### Task directions
Reproduce every record below exactly as it appears.

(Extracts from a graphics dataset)
## begin
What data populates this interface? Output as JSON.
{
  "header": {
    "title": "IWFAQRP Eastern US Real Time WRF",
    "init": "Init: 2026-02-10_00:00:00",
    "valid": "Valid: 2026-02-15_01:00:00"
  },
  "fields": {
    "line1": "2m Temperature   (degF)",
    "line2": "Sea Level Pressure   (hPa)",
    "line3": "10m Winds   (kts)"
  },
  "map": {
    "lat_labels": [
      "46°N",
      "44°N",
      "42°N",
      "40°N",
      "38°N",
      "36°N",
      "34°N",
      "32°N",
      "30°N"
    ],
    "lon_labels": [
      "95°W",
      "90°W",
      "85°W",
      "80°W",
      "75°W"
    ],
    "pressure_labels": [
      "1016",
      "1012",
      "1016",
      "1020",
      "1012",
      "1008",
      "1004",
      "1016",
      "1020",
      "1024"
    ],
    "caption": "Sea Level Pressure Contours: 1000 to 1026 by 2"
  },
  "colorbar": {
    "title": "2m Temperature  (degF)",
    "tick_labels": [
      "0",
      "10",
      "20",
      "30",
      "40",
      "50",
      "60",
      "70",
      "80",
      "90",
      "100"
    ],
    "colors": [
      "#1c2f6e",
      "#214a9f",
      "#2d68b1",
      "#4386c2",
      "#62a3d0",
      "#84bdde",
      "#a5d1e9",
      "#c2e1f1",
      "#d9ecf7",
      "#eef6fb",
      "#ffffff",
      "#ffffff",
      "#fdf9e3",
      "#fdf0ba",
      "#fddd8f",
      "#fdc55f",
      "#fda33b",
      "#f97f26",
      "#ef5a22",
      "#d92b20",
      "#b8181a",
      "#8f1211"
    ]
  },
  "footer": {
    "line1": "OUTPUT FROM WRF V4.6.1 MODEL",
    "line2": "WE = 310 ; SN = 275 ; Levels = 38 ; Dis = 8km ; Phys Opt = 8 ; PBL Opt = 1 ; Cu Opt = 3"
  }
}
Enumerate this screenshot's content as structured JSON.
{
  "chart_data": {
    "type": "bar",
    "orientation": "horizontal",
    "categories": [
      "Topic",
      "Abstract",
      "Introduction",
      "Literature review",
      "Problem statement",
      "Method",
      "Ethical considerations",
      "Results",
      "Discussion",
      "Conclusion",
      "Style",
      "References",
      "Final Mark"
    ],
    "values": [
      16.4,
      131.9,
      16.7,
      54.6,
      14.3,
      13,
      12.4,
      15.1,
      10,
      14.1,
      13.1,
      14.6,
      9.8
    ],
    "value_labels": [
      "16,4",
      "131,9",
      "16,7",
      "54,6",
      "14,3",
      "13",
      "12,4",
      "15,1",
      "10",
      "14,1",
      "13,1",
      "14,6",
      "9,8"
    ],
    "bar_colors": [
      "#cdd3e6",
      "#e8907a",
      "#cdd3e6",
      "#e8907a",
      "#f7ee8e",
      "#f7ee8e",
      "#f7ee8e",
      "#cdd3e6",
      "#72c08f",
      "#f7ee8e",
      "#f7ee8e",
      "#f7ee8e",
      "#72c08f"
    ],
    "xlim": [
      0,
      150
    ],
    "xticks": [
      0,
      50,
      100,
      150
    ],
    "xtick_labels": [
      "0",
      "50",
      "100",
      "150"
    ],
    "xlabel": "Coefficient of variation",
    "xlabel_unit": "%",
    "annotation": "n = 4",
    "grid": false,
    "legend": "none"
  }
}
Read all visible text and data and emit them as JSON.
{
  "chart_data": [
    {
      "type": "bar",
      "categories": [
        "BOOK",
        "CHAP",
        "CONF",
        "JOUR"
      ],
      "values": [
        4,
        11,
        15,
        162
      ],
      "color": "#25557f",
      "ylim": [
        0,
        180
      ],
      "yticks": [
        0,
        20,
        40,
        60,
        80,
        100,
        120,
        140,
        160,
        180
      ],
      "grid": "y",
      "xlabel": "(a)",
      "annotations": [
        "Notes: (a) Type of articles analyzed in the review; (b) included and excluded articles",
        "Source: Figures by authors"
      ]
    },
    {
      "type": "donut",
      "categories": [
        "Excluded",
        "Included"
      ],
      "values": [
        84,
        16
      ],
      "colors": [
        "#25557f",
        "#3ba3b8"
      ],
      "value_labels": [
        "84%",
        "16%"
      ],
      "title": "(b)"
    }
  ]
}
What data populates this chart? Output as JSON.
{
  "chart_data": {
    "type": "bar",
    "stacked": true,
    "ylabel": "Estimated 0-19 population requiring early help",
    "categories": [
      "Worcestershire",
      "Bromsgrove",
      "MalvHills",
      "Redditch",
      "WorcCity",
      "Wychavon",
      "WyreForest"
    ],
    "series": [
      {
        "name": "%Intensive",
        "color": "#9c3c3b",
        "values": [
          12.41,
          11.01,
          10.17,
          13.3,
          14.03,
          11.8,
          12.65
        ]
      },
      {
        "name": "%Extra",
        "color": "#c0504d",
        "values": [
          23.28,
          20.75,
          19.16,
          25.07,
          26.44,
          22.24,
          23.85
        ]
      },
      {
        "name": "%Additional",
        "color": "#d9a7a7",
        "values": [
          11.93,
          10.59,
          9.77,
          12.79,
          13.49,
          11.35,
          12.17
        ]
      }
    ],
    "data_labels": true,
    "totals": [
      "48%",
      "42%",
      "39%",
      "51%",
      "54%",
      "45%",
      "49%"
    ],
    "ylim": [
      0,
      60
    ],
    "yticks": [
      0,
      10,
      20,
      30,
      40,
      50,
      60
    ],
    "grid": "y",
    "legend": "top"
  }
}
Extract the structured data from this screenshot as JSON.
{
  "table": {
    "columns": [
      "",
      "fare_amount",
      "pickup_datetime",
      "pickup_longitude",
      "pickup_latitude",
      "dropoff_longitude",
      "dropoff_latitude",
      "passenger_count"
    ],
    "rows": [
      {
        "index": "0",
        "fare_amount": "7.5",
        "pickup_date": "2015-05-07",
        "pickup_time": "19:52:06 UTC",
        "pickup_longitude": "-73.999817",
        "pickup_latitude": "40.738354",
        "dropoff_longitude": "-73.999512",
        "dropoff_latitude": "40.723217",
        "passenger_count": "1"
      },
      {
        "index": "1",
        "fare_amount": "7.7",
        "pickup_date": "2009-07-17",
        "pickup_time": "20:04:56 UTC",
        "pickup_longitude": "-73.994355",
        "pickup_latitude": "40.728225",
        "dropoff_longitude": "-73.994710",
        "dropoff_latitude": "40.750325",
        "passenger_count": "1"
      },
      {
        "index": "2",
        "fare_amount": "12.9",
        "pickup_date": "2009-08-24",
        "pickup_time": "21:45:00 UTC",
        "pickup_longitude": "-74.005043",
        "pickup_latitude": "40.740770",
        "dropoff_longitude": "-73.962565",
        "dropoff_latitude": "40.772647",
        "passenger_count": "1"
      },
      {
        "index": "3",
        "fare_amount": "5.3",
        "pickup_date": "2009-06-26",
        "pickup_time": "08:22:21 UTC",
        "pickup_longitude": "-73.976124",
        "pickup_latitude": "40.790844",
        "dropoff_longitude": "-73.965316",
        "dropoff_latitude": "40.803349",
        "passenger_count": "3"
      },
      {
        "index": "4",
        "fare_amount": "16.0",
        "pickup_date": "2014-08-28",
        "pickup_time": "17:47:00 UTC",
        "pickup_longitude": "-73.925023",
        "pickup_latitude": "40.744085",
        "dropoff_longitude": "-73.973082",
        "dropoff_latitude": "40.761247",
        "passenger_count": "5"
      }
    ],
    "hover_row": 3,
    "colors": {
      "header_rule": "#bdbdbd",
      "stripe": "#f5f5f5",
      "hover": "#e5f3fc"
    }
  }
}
## end
### Result
What data populates this interface? Output as JSON.
{
  "header": {
    "title": "IWFAQRP Eastern US Real Time WRF",
    "init": "Init: 2026-02-10_00:00:00",
    "valid": "Valid: 2026-02-15_01:00:00"
  },
  "fields": {
    "line1": "2m Temperature   (degF)",
    "line2": "Sea Level Pressure   (hPa)",
    "line3": "10m Winds   (kts)"
  },
  "map": {
    "lat_labels": [
      "46°N",
      "44°N",
      "42°N",
      "40°N",
      "38°N",
      "36°N",
      "34°N",
      "32°N",
      "30°N"
    ],
    "lon_labels": [
      "95°W",
      "90°W",
      "85°W",
      "80°W",
      "75°W"
    ],
    "pressure_labels": [
      "1016",
      "1012",
      "1016",
      "1020",
      "1012",
      "1008",
      "1004",
      "1016",
      "1020",
      "1024"
    ],
    "caption": "Sea Level Pressure Contours: 1000 to 1026 by 2"
  },
  "colorbar": {
    "title": "2m Temperature  (degF)",
    "tick_labels": [
      "0",
      "10",
      "20",
      "30",
      "40",
      "50",
      "60",
      "70",
      "80",
      "90",
      "100"
    ],
    "colors": [
      "#1c2f6e",
      "#214a9f",
      "#2d68b1",
      "#4386c2",
      "#62a3d0",
      "#84bdde",
      "#a5d1e9",
      "#c2e1f1",
      "#d9ecf7",
      "#eef6fb",
      "#ffffff",
      "#ffffff",
      "#fdf9e3",
      "#fdf0ba",
      "#fddd8f",
      "#fdc55f",
      "#fda33b",
      "#f97f26",
      "#ef5a22",
      "#d92b20",
      "#b8181a",
      "#8f1211"
    ]
  },
  "footer": {
    "line1": "OUTPUT FROM WRF V4.6.1 MODEL",
    "line2": "WE = 310 ; SN = 275 ; Levels = 38 ; Dis = 8km ; Phys Opt = 8 ; PBL Opt = 1 ; Cu Opt = 3"
  }
}
Enumerate this screenshot's content as structured JSON.
{
  "chart_data": {
    "type": "bar",
    "orientation": "horizontal",
    "categories": [
      "Topic",
      "Abstract",
      "Introduction",
      "Literature review",
      "Problem statement",
      "Method",
      "Ethical considerations",
      "Results",
      "Discussion",
      "Conclusion",
      "Style",
      "References",
      "Final Mark"
    ],
    "values": [
      16.4,
      131.9,
      16.7,
      54.6,
      14.3,
      13,
      12.4,
      15.1,
      10,
      14.1,
      13.1,
      14.6,
      9.8
    ],
    "value_labels": [
      "16,4",
      "131,9",
      "16,7",
      "54,6",
      "14,3",
      "13",
      "12,4",
      "15,1",
      "10",
      "14,1",
      "13,1",
      "14,6",
      "9,8"
    ],
    "bar_colors": [
      "#cdd3e6",
      "#e8907a",
      "#cdd3e6",
      "#e8907a",
      "#f7ee8e",
      "#f7ee8e",
      "#f7ee8e",
      "#cdd3e6",
      "#72c08f",
      "#f7ee8e",
      "#f7ee8e",
      "#f7ee8e",
      "#72c08f"
    ],
    "xlim": [
      0,
      150
    ],
    "xticks": [
      0,
      50,
      100,
      150
    ],
    "xtick_labels": [
      "0",
      "50",
      "100",
      "150"
    ],
    "xlabel": "Coefficient of variation",
    "xlabel_unit": "%",
    "annotation": "n = 4",
    "grid": false,
    "legend": "none"
  }
}
Read all visible text and data and emit them as JSON.
{
  "chart_data": [
    {
      "type": "bar",
      "categories": [
        "BOOK",
        "CHAP",
        "CONF",
        "JOUR"
      ],
      "values": [
        4,
        11,
        15,
        162
      ],
      "color": "#25557f",
      "ylim": [
        0,
        180
      ],
      "yticks": [
        0,
        20,
        40,
        60,
        80,
        100,
        120,
        140,
        160,
        180
      ],
      "grid": "y",
      "xlabel": "(a)",
      "annotations": [
        "Notes: (a) Type of articles analyzed in the review; (b) included and excluded articles",
        "Source: Figures by authors"
      ]
    },
    {
      "type": "donut",
      "categories": [
        "Excluded",
        "Included"
      ],
      "values": [
        84,
        16
      ],
      "colors": [
        "#25557f",
        "#3ba3b8"
      ],
      "value_labels": [
        "84%",
        "16%"
      ],
      "title": "(b)"
    }
  ]
}
What data populates this chart? Output as JSON.
{
  "chart_data": {
    "type": "bar",
    "stacked": true,
    "ylabel": "Estimated 0-19 population requiring early help",
    "categories": [
      "Worcestershire",
      "Bromsgrove",
      "MalvHills",
      "Redditch",
      "WorcCity",
      "Wychavon",
      "WyreForest"
    ],
    "series": [
      {
        "name": "%Intensive",
        "color": "#9c3c3b",
        "values": [
          12.41,
          11.01,
          10.17,
          13.3,
          14.03,
          11.8,
          12.65
        ]
      },
      {
        "name": "%Extra",
        "color": "#c0504d",
        "values": [
          23.28,
          20.75,
          19.16,
          25.07,
          26.44,
          22.24,
          23.85
        ]
      },
      {
        "name": "%Additional",
        "color": "#d9a7a7",
        "values": [
          11.93,
          10.59,
          9.77,
          12.79,
          13.49,
          11.35,
          12.17
        ]
      }
    ],
    "data_labels": true,
    "totals": [
      "48%",
      "42%",
      "39%",
      "51%",
      "54%",
      "45%",
      "49%"
    ],
    "ylim": [
      0,
      60
    ],
    "yticks": [
      0,
      10,
      20,
      30,
      40,
      50,
      60
    ],
    "grid": "y",
    "legend": "top"
  }
}
Extract the structured data from this screenshot as JSON.
{
  "table": {
    "columns": [
      "",
      "fare_amount",
      "pickup_datetime",
      "pickup_longitude",
      "pickup_latitude",
      "dropoff_longitude",
      "dropoff_latitude",
      "passenger_count"
    ],
    "rows": [
      {
        "index": "0",
        "fare_amount": "7.5",
        "pickup_date": "2015-05-07",
        "pickup_time": "19:52:06 UTC",
        "pickup_longitude": "-73.999817",
        "pickup_latitude": "40.738354",
        "dropoff_longitude": "-73.999512",
        "dropoff_latitude": "40.723217",
        "passenger_count": "1"
      },
      {
        "index": "1",
        "fare_amount": "7.7",
        "pickup_date": "2009-07-17",
        "pickup_time": "20:04:56 UTC",
        "pickup_longitude": "-73.994355",
        "pickup_latitude": "40.728225",
        "dropoff_longitude": "-73.994710",
        "dropoff_latitude": "40.750325",
        "passenger_count": "1"
      },
      {
        "index": "2",
        "fare_amount": "12.9",
        "pickup_date": "2009-08-24",
        "pickup_time": "21:45:00 UTC",
        "pickup_longitude": "-74.005043",
        "pickup_latitude": "40.740770",
        "dropoff_longitude": "-73.962565",
        "dropoff_latitude": "40.772647",
        "passenger_count": "1"
      },
      {
        "index": "3",
        "fare_amount": "5.3",
        "pickup_date": "2009-06-26",
        "pickup_time": "08:22:21 UTC",
        "pickup_longitude": "-73.976124",
        "pickup_latitude": "40.790844",
        "dropoff_longitude": "-73.965316",
        "dropoff_latitude": "40.803349",
        "passenger_count": "3"
      },
      {
        "index": "4",
        "fare_amount": "16.0",
        "pickup_date": "2014-08-28",
        "pickup_time": "17:47:00 UTC",
        "pickup_longitude": "-73.925023",
        "pickup_latitude": "40.744085",
        "dropoff_longitude": "-73.973082",
        "dropoff_latitude": "40.761247",
        "passenger_count": "5"
      }
    ],
    "hover_row": 3,
    "colors": {
      "header_rule": "#bdbdbd",
      "stripe": "#f5f5f5",
      "hover": "#e5f3fc"
    }
  }
}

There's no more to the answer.